WHAT TO WORK ON. Look through the lines below and extract any with the word "text".

START

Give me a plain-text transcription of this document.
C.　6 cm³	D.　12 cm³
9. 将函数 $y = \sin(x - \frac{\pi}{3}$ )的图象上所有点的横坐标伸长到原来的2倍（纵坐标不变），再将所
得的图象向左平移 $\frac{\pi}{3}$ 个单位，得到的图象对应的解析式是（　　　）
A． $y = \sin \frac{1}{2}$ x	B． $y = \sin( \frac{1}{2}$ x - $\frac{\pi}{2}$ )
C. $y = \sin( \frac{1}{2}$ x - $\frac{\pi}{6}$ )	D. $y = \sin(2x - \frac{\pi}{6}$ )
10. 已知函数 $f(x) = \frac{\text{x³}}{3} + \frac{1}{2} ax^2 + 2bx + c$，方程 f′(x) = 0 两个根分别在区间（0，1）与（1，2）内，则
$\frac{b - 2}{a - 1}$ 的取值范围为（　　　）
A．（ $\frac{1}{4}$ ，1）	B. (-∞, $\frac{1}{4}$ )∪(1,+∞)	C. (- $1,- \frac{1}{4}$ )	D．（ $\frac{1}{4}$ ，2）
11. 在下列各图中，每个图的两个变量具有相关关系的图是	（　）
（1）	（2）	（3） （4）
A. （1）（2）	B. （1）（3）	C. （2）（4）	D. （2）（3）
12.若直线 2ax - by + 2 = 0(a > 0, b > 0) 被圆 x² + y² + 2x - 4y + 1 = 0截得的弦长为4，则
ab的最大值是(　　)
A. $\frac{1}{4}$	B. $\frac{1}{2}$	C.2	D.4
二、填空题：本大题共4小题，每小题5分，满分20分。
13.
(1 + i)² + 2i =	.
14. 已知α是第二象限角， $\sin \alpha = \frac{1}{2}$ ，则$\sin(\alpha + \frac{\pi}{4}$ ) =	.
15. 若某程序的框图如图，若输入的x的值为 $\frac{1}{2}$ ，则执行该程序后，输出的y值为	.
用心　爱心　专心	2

END

ANSWER.
Give me a plain-text transcription of this document.
10. 已知函数 $f(x) = \frac{\text{x³}}{3} + \frac{1}{2} ax^2 + 2bx + c$，方程 f′(x) = 0 两个根分别在区间（0，1）与（1，2）内，则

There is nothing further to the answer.